TEXT EXTRACT
Introduction

Next word prediction (NWP) is the task of suggesting the most probable word a user will type next. This is a part of natural language processing (NLP) which can be applied in many areas where text is inserted using a keyboard. An example of NWP application is the SwiftKey smart keyboard [1] which aims at improving the typing experience on small mobile phone. Beyond improving keystroke efficiency, recent literature points out other benefits of word prediction including the improvement of the quality and quantity of written work, enhancement in the development of written literacy skills, along with spelling assistance to people with various levels of spelling disorder [2,3].

The primary objective of the present project is to implement a next word prediction algorithm given a raw text dataset. The main deliveries are:

A milestone report presenting an exploratory analysis of the data along with an outlook of the application development plans (due by 27/07/2015). This document
A data product consisting of a Shiny web application highliting the prediction algoritm (due by 24/08/2015).

The first part of this milestone report focuses on the data that will be used throughout the project. It includes a brief description of the source files, the pre-processing steps and exploratory plots illustrating the main features of the different datasets.

The second part of this report is an outlook of my plans for creating the prediction algorithm and the Shiny application.

Part I. Data pre-processing and exploratory analysis

The data is originally from a corpus called HC Corpora www.corpora.heliohost.org. It was collected by a web crawler from three types of publicly available sources: newpapers, personal blogs and twitter. The source files we are using for this project have already been preprocessed and consist of raw text files with one document per line and no tag (available here. The dataset is available in different languages including german, english, finish and russian. I will be using the english data consisting in three files whose properties are summarized in Tab. 1.

Element region listings
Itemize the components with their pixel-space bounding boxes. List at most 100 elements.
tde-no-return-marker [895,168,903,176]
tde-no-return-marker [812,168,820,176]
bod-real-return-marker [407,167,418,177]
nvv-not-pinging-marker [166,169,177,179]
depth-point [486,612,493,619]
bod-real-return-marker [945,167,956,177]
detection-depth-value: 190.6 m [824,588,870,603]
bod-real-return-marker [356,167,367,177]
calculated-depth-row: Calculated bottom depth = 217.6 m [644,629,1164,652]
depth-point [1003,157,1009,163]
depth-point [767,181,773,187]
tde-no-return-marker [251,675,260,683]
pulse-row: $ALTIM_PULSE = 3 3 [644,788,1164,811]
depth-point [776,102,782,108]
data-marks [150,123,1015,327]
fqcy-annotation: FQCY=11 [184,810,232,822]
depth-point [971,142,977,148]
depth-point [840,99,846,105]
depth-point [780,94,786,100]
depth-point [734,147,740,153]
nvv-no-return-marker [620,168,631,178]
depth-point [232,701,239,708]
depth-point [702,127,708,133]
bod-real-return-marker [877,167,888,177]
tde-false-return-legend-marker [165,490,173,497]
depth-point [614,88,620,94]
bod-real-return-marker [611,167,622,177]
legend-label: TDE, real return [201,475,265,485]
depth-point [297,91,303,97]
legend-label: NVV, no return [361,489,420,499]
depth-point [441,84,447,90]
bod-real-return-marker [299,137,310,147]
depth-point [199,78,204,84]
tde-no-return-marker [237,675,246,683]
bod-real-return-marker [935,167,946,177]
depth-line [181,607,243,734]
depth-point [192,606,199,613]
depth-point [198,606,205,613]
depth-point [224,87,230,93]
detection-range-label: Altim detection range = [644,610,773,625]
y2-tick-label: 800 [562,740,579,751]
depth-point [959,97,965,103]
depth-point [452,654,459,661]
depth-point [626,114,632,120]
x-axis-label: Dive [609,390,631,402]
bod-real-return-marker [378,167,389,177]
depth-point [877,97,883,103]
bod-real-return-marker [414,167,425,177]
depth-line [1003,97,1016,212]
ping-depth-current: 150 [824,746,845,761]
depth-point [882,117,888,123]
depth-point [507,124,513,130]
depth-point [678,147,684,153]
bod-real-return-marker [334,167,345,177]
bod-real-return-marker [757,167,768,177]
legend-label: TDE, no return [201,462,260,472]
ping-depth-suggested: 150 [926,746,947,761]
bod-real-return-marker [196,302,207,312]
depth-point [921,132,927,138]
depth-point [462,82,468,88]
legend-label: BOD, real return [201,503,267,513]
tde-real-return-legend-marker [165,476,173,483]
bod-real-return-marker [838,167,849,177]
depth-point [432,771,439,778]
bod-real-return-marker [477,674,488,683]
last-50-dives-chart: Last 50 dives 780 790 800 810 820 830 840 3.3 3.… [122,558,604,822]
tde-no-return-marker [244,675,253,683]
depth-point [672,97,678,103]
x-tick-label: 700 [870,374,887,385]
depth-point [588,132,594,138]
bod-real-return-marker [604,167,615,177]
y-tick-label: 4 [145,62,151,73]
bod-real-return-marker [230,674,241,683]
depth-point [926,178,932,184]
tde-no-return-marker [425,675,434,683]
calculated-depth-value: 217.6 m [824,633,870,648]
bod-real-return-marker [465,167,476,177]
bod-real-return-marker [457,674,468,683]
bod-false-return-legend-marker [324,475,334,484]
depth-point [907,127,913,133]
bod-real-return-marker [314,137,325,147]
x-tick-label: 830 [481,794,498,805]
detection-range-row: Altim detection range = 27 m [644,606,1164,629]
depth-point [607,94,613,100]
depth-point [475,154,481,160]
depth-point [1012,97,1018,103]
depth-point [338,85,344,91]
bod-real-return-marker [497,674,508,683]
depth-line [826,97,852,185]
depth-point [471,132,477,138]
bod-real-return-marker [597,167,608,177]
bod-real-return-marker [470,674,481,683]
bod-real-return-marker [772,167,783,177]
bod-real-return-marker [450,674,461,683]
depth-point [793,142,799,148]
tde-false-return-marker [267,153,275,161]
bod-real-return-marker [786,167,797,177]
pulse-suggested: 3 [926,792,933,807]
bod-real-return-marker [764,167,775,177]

WRITTEN TASK 1
In the next word prediction report, which smart keyboard is named as an example of an NWP application?
WRITTEN TASK 2
List every benefit of word prediction that the next word prediction report gives beyond improving keystroke efficiency.
WRITTEN TASK 3
Rewrite the paragraph of the next word prediction report that begins "Next word prediction (NWP) is the task" as a short list, keeping its main facts.

WORKED ANSWER 1
The SwiftKey smart keyboard.

WORKED ANSWER 2
- Improvement of the quality and quantity of written work
- Enhancement in the development of written literacy skills
- Spelling assistance to people with various levels of spelling disorder

WORKED ANSWER 3
- Next word prediction (NWP) suggests the most probable word a user will type next.
- It is part of natural language processing (NLP) and can be applied wherever text is entered with a keyboard.
- One example is the SwiftKey smart keyboard, which aims to improve typing on small mobile phones.
- Beyond keystroke efficiency, recent literature cites other benefits:
  - better quality and quantity of written work
  - stronger development of written literacy skills
  - spelling assistance for people with various levels of spelling disorder